:: DIRECTIONS ::
Quote the whole listing verbatim.

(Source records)
## BEGIN
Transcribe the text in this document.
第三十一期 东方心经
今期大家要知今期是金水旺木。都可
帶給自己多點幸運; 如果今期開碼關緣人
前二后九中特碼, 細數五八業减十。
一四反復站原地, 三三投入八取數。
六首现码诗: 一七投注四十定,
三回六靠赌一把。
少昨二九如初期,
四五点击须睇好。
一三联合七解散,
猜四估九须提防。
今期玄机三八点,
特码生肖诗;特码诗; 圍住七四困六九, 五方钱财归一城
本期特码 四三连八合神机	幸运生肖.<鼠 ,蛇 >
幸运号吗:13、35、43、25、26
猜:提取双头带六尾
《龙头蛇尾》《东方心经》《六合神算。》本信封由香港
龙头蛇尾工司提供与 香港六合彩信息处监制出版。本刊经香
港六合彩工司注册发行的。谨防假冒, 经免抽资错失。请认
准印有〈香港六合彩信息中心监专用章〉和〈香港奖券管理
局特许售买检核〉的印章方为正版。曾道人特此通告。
## END
:: COMPLETE ANSWER ::
Transcribe the text in this document.
第三十一期 东方心经
今期大家要知今期是金水旺木。都可
帶給自己多點幸運; 如果今期開碼關緣人
前二后九中特碼, 細數五八業减十。
一四反復站原地, 三三投入八取數。
六首现码诗: 一七投注四十定,
三回六靠赌一把。
少昨二九如初期,
四五点击须睇好。
一三联合七解散,
猜四估九须提防。
今期玄机三八点,
特码生肖诗;特码诗; 圍住七四困六九, 五方钱财归一城
本期特码 四三连八合神机	幸运生肖.<鼠 ,蛇 >
幸运号吗:13、35、43、25、26
猜:提取双头带六尾
《龙头蛇尾》《东方心经》《六合神算。》本信封由香港
龙头蛇尾工司提供与 香港六合彩信息处监制出版。本刊经香
港六合彩工司注册发行的。谨防假冒, 经免抽资错失。请认
准印有〈香港六合彩信息中心监专用章〉和〈香港奖券管理
局特许售买检核〉的印章方为正版。曾道人特此通告。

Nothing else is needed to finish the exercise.